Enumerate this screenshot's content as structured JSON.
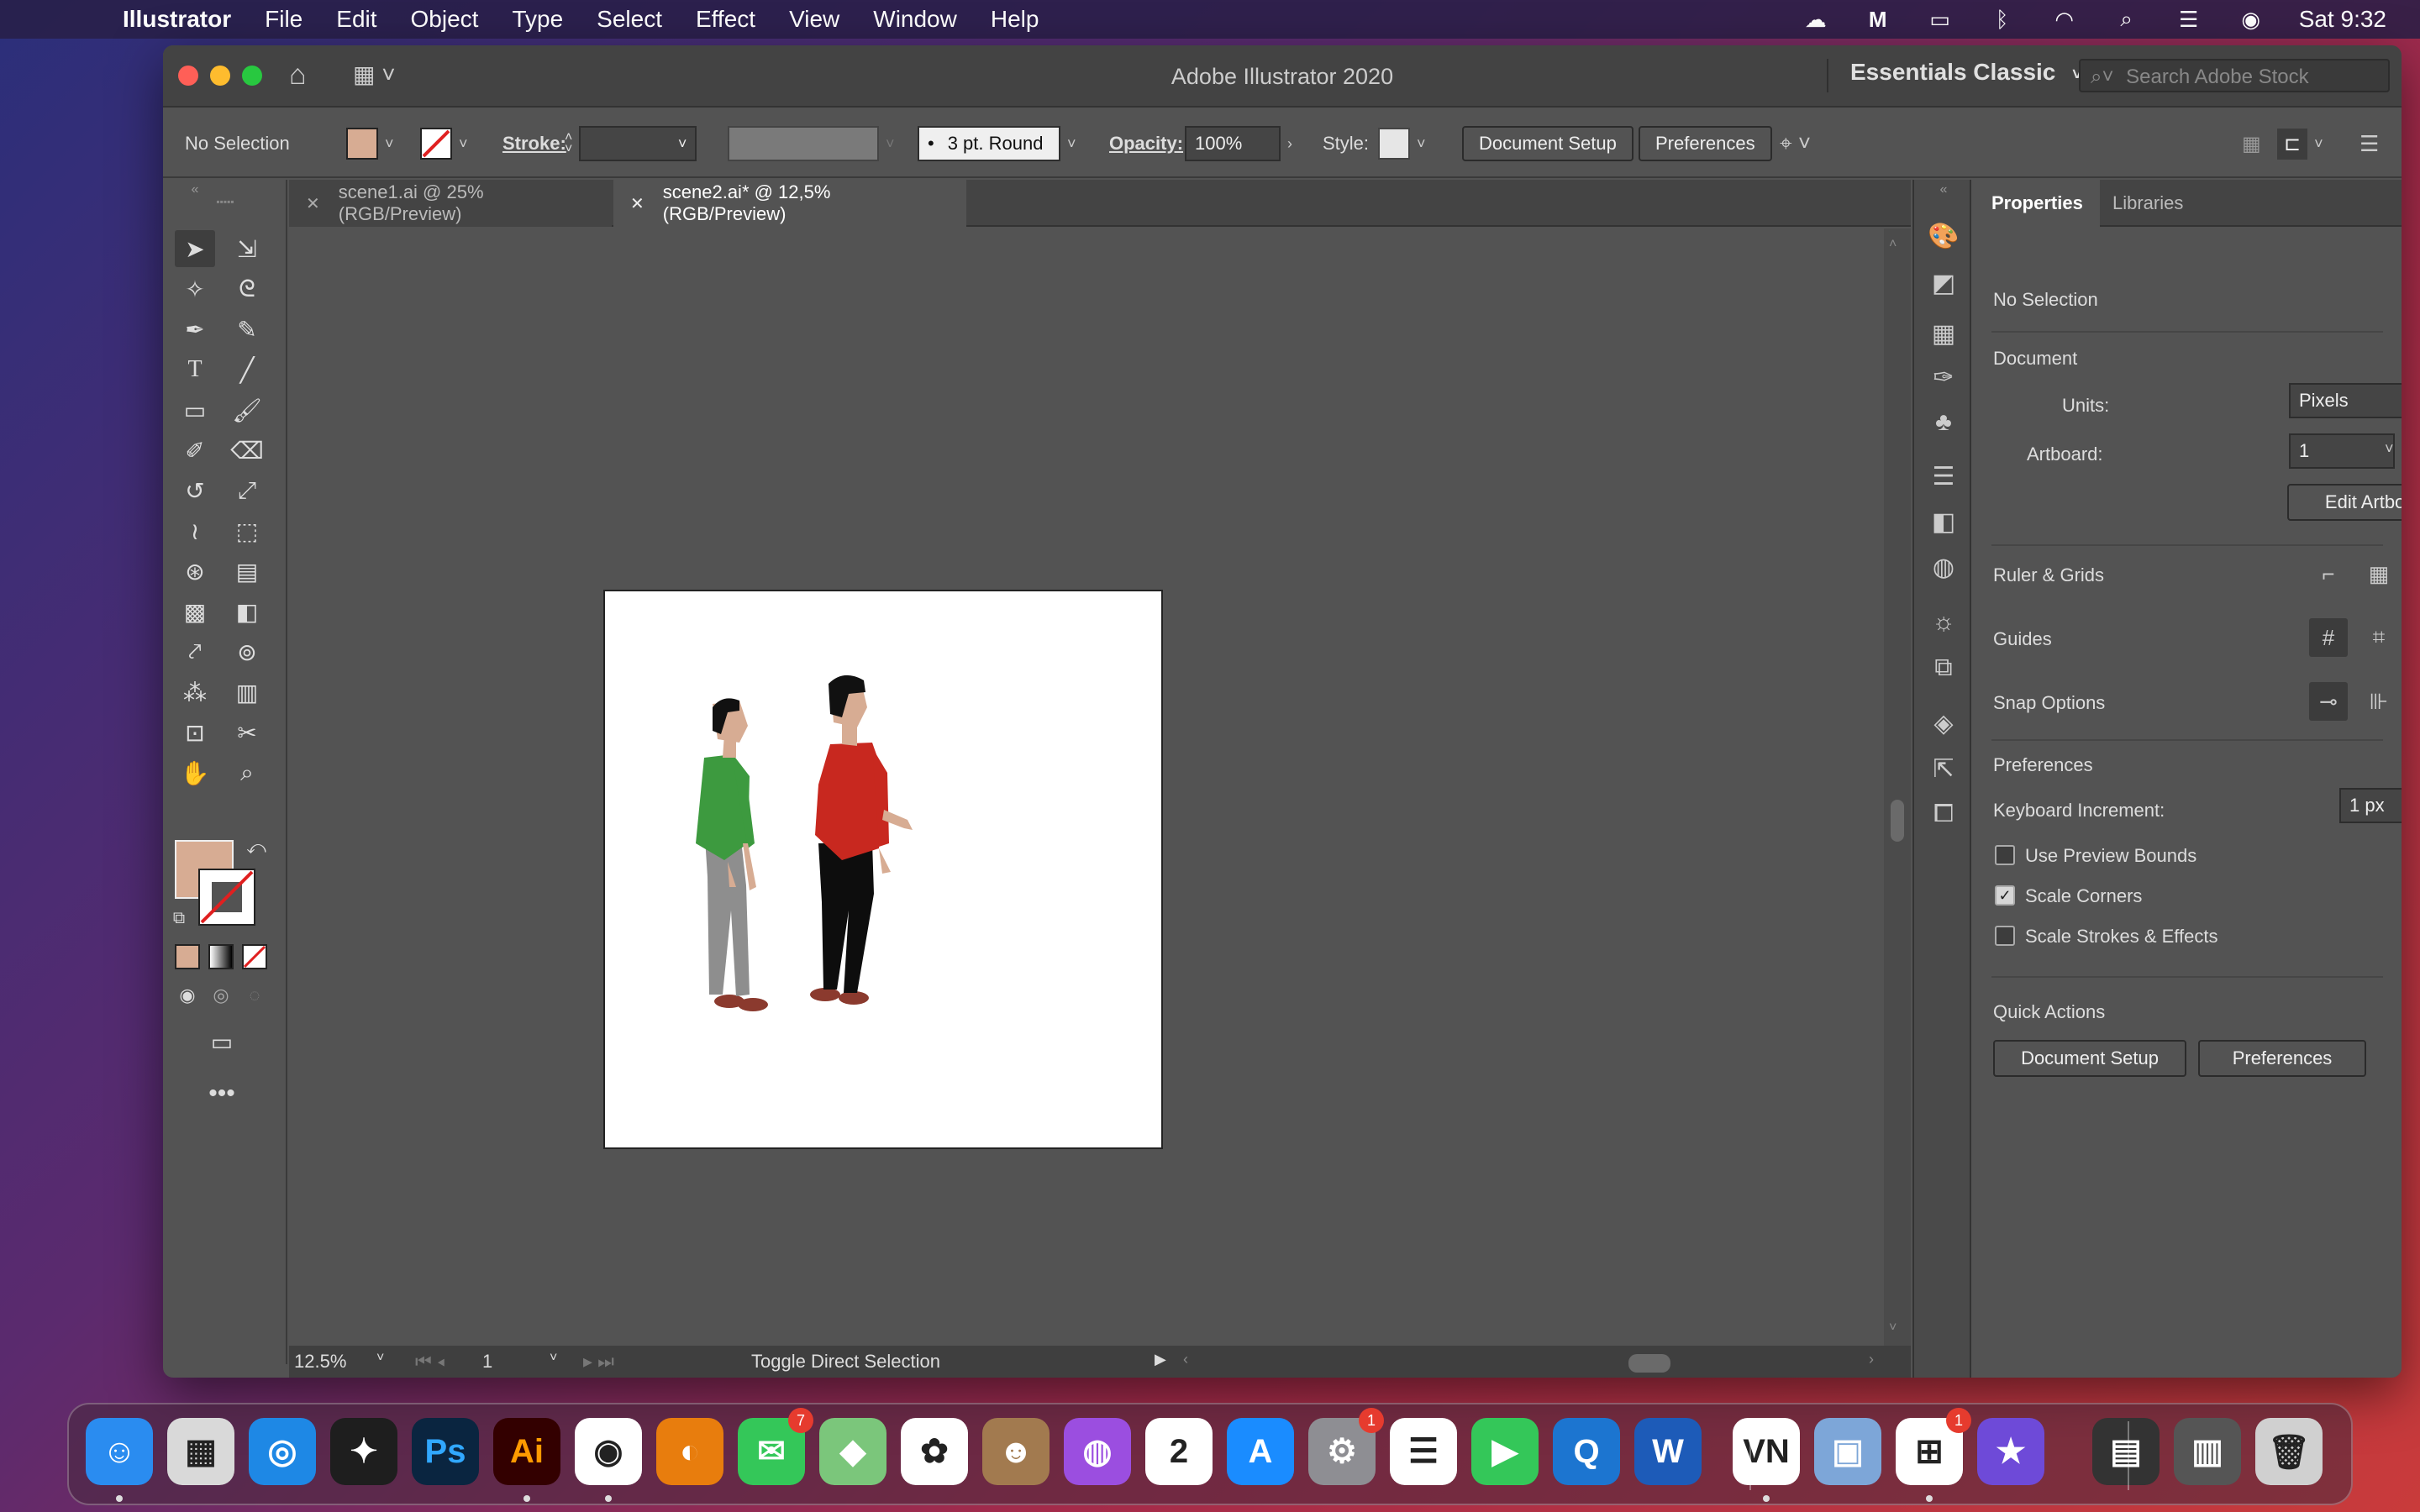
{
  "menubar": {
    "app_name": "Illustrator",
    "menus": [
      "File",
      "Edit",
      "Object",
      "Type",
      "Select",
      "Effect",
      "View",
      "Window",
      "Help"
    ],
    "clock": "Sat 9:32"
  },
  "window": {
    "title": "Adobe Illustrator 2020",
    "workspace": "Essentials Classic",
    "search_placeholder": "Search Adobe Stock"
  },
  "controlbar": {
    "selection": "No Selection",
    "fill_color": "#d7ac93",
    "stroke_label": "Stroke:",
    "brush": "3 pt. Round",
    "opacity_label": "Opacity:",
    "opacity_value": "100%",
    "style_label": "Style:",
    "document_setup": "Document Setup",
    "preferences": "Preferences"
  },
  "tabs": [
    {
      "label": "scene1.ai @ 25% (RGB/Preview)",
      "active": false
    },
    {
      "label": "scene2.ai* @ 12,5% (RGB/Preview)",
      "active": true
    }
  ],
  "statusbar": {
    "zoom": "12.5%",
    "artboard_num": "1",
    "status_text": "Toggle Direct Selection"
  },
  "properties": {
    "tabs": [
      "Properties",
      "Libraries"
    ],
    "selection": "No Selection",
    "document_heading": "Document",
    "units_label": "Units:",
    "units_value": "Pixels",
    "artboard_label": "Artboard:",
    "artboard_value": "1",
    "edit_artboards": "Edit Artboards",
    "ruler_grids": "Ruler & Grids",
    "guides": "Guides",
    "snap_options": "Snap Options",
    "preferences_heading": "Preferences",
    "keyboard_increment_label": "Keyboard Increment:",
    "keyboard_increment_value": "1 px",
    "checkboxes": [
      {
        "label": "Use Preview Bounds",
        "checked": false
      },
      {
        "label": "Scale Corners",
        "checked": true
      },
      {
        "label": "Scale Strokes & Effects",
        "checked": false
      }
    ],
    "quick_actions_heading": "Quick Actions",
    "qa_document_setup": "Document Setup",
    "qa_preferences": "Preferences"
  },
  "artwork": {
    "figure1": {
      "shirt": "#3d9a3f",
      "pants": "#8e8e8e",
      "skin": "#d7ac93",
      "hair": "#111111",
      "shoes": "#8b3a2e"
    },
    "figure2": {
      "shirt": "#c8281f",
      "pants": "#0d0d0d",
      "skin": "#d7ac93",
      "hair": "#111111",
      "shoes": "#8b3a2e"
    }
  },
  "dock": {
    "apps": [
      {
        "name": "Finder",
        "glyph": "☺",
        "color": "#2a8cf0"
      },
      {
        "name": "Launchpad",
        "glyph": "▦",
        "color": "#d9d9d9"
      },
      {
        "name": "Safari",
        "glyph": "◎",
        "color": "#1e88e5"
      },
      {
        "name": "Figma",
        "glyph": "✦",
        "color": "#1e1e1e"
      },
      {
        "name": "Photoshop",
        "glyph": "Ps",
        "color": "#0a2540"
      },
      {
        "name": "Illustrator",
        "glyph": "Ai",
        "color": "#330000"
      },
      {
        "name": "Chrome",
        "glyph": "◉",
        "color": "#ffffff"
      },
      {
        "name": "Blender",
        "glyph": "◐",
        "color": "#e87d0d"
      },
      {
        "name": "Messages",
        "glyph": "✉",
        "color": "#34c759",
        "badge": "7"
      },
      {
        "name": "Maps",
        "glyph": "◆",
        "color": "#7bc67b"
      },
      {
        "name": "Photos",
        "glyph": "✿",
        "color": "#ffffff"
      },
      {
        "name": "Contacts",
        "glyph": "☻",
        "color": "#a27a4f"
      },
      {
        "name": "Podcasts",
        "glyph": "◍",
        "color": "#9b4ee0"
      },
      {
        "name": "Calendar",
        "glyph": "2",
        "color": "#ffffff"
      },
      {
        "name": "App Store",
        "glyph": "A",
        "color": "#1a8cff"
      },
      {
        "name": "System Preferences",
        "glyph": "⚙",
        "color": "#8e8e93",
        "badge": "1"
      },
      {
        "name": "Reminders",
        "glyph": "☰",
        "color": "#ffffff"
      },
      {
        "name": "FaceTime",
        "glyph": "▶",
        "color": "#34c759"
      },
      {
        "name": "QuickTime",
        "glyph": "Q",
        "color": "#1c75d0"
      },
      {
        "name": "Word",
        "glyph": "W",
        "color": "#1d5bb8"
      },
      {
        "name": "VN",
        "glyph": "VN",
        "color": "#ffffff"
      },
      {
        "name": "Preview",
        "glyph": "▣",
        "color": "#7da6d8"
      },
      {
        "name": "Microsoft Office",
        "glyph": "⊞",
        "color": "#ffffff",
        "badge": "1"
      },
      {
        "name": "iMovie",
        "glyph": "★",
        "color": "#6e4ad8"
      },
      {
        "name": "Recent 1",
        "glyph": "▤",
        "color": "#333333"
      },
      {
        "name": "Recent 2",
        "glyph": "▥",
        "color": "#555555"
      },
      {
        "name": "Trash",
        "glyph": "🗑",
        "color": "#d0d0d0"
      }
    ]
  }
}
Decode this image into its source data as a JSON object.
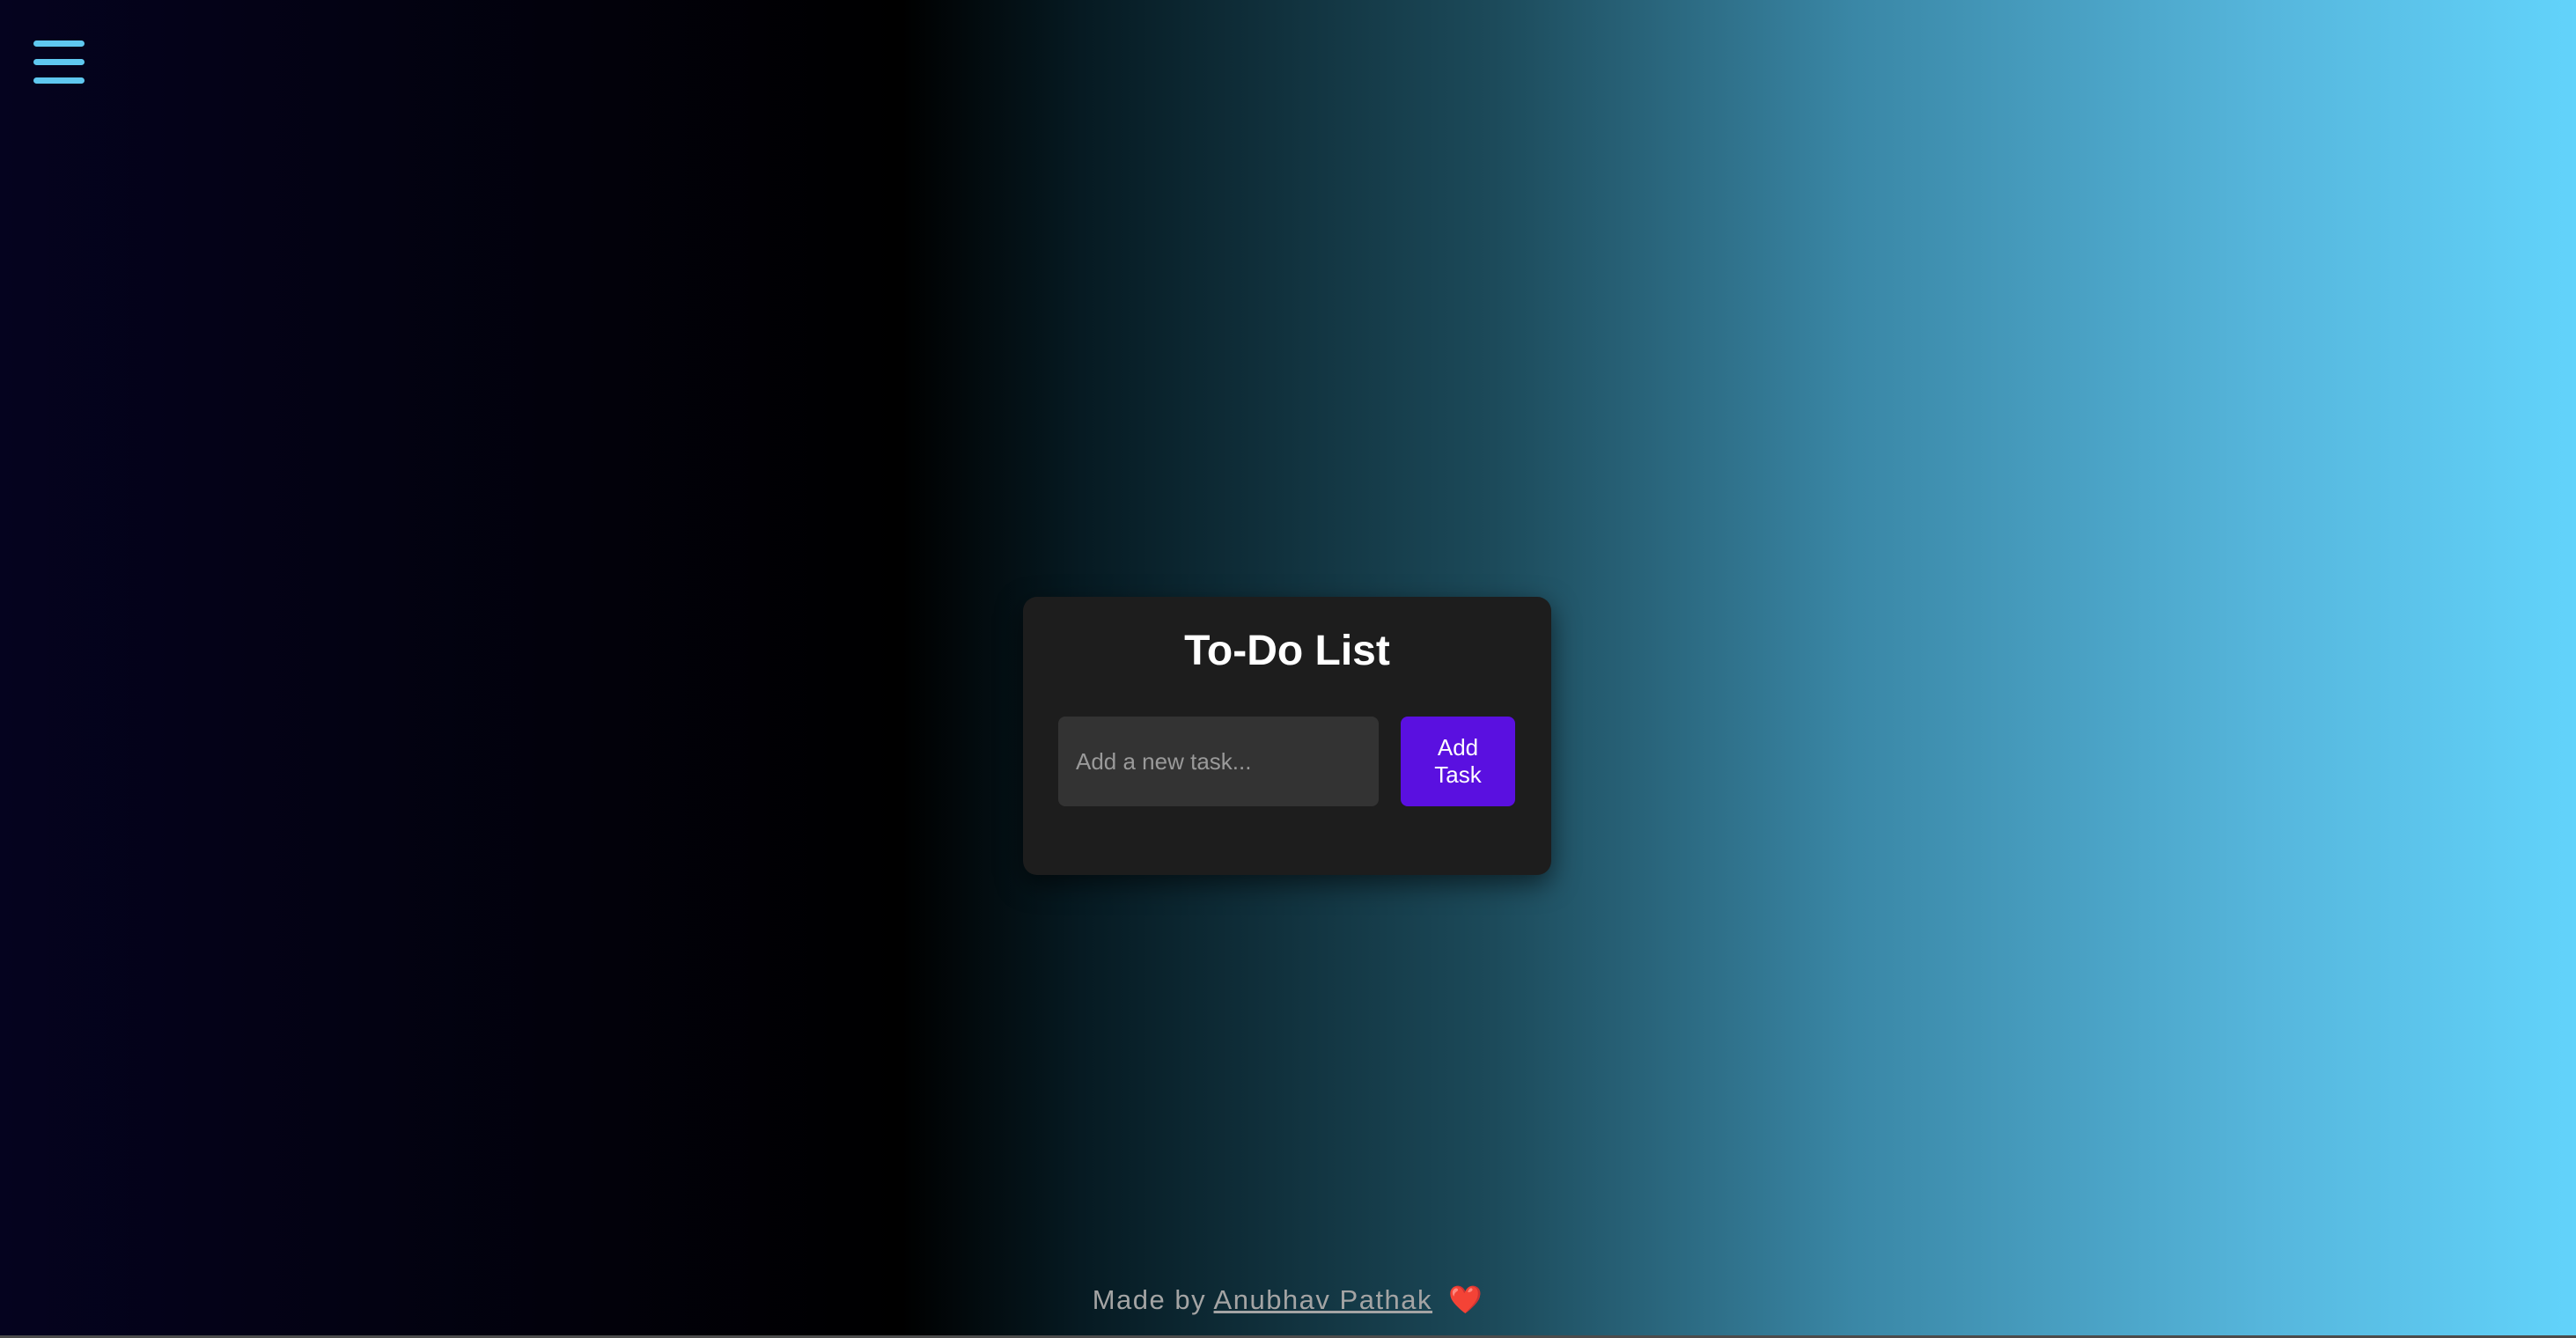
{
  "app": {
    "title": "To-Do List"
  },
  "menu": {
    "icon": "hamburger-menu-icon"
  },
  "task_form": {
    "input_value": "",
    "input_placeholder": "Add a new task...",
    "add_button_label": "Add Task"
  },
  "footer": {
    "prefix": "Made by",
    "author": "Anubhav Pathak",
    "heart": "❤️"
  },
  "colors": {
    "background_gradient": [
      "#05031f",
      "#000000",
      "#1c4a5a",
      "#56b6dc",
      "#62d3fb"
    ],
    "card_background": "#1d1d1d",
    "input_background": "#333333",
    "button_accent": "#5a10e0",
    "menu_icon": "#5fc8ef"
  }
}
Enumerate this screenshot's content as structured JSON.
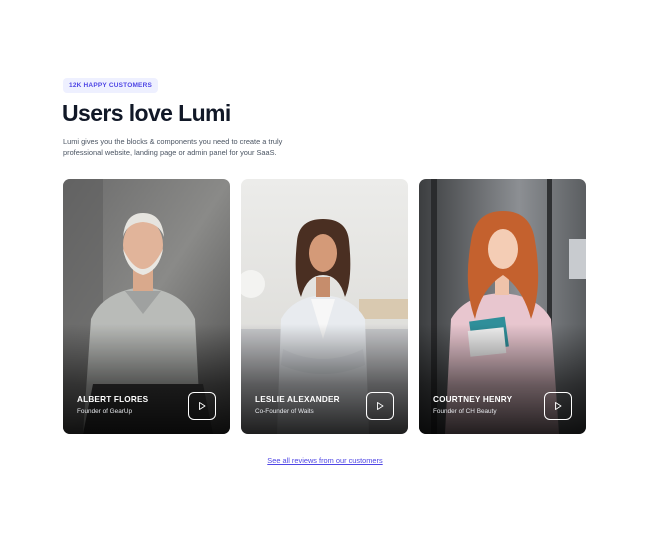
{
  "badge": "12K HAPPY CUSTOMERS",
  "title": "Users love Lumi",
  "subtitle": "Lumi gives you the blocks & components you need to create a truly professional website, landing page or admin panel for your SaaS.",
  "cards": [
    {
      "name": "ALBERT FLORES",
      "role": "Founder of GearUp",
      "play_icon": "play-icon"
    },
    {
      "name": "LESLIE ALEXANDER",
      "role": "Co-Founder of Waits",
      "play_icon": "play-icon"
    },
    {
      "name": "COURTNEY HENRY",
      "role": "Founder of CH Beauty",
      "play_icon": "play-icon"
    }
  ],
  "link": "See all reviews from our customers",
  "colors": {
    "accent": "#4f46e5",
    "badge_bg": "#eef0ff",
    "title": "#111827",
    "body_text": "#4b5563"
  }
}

========

Your goal: Select the lines from the entries that include the word "Illustrator".

Solution for this exercise:
    "app_name": "Illustrator",
    "title": "Adobe Illustrator 2020",
        "name": "Illustrator",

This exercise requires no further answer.